- [PROBLEM STATEMENT] Copy out the data verbatim from its first line through the line containing "312, 894, 316]", including both of those lines.

[Start of DATA]

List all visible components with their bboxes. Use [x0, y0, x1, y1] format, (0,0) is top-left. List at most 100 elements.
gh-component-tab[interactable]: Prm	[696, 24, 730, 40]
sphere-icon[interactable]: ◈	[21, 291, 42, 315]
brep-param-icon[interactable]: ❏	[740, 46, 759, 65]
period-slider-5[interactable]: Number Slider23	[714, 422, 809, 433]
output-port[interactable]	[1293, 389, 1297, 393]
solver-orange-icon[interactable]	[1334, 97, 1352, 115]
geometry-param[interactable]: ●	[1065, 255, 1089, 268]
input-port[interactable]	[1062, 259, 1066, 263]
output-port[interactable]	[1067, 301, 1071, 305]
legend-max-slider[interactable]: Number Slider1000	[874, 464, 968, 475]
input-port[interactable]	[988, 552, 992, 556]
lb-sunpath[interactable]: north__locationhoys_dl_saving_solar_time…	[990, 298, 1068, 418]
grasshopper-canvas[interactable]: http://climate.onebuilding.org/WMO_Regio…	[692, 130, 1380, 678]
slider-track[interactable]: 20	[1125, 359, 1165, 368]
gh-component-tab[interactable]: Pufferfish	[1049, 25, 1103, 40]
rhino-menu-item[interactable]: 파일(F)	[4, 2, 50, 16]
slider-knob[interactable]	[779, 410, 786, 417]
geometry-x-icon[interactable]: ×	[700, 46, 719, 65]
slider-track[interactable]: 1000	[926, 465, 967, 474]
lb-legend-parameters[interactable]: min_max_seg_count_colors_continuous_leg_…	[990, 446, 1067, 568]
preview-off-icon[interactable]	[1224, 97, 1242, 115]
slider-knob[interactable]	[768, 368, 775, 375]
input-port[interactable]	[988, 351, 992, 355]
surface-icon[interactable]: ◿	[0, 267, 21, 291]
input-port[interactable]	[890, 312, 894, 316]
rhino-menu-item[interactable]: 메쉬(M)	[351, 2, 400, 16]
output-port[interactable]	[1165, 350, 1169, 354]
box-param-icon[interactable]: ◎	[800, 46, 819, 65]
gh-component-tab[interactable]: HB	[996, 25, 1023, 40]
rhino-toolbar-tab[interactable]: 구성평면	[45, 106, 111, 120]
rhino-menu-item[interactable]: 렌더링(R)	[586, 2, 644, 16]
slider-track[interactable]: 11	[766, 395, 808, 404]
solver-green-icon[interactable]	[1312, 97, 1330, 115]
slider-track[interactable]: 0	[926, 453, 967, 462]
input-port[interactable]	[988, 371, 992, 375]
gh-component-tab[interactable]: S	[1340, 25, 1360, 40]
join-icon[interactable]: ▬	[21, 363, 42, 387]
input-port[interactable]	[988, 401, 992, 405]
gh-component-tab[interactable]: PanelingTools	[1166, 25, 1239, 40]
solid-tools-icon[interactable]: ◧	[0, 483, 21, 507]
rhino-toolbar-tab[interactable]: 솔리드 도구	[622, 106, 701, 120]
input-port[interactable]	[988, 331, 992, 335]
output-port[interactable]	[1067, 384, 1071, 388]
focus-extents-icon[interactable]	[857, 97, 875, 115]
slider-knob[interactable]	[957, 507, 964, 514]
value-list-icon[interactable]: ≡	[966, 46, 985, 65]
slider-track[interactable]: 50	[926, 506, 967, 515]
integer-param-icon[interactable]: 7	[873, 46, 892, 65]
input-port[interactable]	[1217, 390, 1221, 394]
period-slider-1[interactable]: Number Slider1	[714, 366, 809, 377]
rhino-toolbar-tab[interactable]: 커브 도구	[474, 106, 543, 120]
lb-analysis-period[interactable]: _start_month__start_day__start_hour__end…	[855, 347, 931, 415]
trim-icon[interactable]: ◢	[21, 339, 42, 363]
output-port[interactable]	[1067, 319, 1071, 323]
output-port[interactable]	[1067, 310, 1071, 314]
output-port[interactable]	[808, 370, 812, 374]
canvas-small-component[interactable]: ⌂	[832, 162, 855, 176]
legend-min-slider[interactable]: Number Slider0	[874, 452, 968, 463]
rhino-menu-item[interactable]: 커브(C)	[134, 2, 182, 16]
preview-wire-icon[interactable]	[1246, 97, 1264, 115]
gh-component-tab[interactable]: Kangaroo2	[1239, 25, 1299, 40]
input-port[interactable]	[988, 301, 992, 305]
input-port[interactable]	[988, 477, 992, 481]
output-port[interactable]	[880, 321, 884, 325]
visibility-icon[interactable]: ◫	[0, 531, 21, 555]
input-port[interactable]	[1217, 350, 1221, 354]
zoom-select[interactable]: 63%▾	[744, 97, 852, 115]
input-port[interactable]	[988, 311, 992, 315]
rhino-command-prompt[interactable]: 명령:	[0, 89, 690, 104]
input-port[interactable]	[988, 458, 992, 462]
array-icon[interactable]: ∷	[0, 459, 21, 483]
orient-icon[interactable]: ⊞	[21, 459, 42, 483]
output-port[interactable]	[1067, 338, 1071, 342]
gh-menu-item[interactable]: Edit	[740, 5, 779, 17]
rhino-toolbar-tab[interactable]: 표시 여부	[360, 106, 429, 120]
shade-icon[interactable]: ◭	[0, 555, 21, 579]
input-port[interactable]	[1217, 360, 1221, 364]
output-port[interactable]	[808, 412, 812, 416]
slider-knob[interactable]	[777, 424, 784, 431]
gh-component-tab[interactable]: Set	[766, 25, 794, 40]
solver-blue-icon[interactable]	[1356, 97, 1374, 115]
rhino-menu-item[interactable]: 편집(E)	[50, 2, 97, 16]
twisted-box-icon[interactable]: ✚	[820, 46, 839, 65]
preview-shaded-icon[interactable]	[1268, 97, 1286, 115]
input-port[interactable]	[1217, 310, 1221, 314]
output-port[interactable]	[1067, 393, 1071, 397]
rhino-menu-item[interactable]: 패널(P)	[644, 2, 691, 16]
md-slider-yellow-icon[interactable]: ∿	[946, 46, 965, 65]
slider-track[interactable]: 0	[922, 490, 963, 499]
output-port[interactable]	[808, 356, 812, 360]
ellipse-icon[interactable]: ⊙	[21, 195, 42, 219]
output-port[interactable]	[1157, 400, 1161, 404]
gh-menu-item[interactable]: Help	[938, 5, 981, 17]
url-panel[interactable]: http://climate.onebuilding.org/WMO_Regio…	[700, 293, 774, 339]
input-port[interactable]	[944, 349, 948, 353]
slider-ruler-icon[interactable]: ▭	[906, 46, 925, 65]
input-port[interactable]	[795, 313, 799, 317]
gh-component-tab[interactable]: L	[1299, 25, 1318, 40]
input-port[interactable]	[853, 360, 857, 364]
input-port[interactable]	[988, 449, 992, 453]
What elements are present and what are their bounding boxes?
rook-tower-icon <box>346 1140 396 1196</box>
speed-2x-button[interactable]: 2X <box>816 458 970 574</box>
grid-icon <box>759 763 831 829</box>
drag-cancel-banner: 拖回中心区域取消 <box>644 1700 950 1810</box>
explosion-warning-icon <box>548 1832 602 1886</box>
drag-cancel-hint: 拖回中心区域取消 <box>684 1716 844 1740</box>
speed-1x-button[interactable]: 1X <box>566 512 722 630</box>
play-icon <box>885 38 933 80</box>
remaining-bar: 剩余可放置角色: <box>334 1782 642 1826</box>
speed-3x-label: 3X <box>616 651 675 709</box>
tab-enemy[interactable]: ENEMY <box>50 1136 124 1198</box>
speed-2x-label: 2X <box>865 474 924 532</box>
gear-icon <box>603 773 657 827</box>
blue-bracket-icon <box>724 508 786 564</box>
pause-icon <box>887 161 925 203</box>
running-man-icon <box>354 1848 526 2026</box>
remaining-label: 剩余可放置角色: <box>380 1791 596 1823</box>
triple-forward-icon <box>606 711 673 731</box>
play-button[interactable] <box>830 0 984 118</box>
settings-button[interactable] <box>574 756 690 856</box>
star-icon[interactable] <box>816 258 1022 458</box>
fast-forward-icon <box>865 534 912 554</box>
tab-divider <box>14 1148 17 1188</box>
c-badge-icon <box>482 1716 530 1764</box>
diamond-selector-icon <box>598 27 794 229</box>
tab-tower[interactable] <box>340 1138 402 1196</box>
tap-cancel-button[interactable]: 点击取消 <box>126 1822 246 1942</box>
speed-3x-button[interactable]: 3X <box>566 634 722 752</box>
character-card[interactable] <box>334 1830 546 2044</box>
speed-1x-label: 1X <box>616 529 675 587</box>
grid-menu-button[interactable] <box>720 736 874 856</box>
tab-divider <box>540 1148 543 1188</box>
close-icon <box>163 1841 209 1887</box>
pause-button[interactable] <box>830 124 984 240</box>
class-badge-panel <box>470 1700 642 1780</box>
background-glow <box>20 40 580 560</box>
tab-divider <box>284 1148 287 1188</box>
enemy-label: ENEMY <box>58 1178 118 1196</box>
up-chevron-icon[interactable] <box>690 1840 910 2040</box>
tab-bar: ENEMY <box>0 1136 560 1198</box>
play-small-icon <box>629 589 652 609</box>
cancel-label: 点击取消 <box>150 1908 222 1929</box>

[End of DATA]

- [FULL OUTPUT]
List all visible components with their bboxes. Use [x0, y0, x1, y1] format, (0,0) is top-left. List at most 100 elements.
gh-component-tab[interactable]: Prm	[696, 24, 730, 40]
sphere-icon[interactable]: ◈	[21, 291, 42, 315]
brep-param-icon[interactable]: ❏	[740, 46, 759, 65]
period-slider-5[interactable]: Number Slider23	[714, 422, 809, 433]
output-port[interactable]	[1293, 389, 1297, 393]
solver-orange-icon[interactable]	[1334, 97, 1352, 115]
geometry-param[interactable]: ●	[1065, 255, 1089, 268]
input-port[interactable]	[1062, 259, 1066, 263]
output-port[interactable]	[1067, 301, 1071, 305]
legend-max-slider[interactable]: Number Slider1000	[874, 464, 968, 475]
input-port[interactable]	[988, 552, 992, 556]
lb-sunpath[interactable]: north__locationhoys_dl_saving_solar_time…	[990, 298, 1068, 418]
grasshopper-canvas[interactable]: http://climate.onebuilding.org/WMO_Regio…	[692, 130, 1380, 678]
slider-track[interactable]: 20	[1125, 359, 1165, 368]
gh-component-tab[interactable]: Pufferfish	[1049, 25, 1103, 40]
rhino-menu-item[interactable]: 파일(F)	[4, 2, 50, 16]
slider-knob[interactable]	[779, 410, 786, 417]
geometry-x-icon[interactable]: ×	[700, 46, 719, 65]
slider-track[interactable]: 1000	[926, 465, 967, 474]
lb-legend-parameters[interactable]: min_max_seg_count_colors_continuous_leg_…	[990, 446, 1067, 568]
preview-off-icon[interactable]	[1224, 97, 1242, 115]
slider-knob[interactable]	[768, 368, 775, 375]
input-port[interactable]	[988, 351, 992, 355]
surface-icon[interactable]: ◿	[0, 267, 21, 291]
input-port[interactable]	[890, 312, 894, 316]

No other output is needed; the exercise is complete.